*** Exercise data

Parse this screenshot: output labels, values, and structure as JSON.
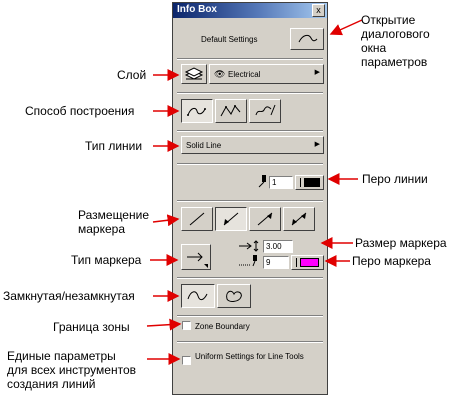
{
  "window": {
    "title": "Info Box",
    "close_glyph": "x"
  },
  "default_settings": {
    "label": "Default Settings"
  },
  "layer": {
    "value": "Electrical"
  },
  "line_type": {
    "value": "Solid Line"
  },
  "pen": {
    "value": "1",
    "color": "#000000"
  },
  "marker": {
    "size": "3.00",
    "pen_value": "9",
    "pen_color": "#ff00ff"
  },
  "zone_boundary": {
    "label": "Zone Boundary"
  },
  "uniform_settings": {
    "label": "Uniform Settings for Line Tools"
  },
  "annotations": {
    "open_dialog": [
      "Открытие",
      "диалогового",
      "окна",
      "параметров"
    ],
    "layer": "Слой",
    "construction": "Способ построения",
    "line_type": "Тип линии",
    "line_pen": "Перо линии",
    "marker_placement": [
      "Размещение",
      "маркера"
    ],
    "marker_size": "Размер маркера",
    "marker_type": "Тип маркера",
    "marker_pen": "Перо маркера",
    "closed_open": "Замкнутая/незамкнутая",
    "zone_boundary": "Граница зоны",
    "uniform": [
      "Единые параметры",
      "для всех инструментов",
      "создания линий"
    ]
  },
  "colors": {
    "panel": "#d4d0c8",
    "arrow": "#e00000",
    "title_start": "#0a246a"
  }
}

******

Given task
Write out all the entries word for word, but skip any images.

Written reply
Parse this screenshot: output labels, values, and structure as JSON.
{
  "window": {
    "title": "Info Box",
    "close_glyph": "x"
  },
  "default_settings": {
    "label": "Default Settings"
  },
  "layer": {
    "value": "Electrical"
  },
  "line_type": {
    "value": "Solid Line"
  },
  "pen": {
    "value": "1",
    "color": "#000000"
  },
  "marker": {
    "size": "3.00",
    "pen_value": "9",
    "pen_color": "#ff00ff"
  },
  "zone_boundary": {
    "label": "Zone Boundary"
  },
  "uniform_settings": {
    "label": "Uniform Settings for Line Tools"
  },
  "annotations": {
    "open_dialog": [
      "Открытие",
      "диалогового",
      "окна",
      "параметров"
    ],
    "layer": "Слой",
    "construction": "Способ построения",
    "line_type": "Тип линии",
    "line_pen": "Перо линии",
    "marker_placement": [
      "Размещение",
      "маркера"
    ],
    "marker_size": "Размер маркера",
    "marker_type": "Тип маркера",
    "marker_pen": "Перо маркера",
    "closed_open": "Замкнутая/незамкнутая",
    "zone_boundary": "Граница зоны",
    "uniform": [
      "Единые параметры",
      "для всех инструментов",
      "создания линий"
    ]
  },
  "colors": {
    "panel": "#d4d0c8",
    "arrow": "#e00000",
    "title_start": "#0a246a"
  }
}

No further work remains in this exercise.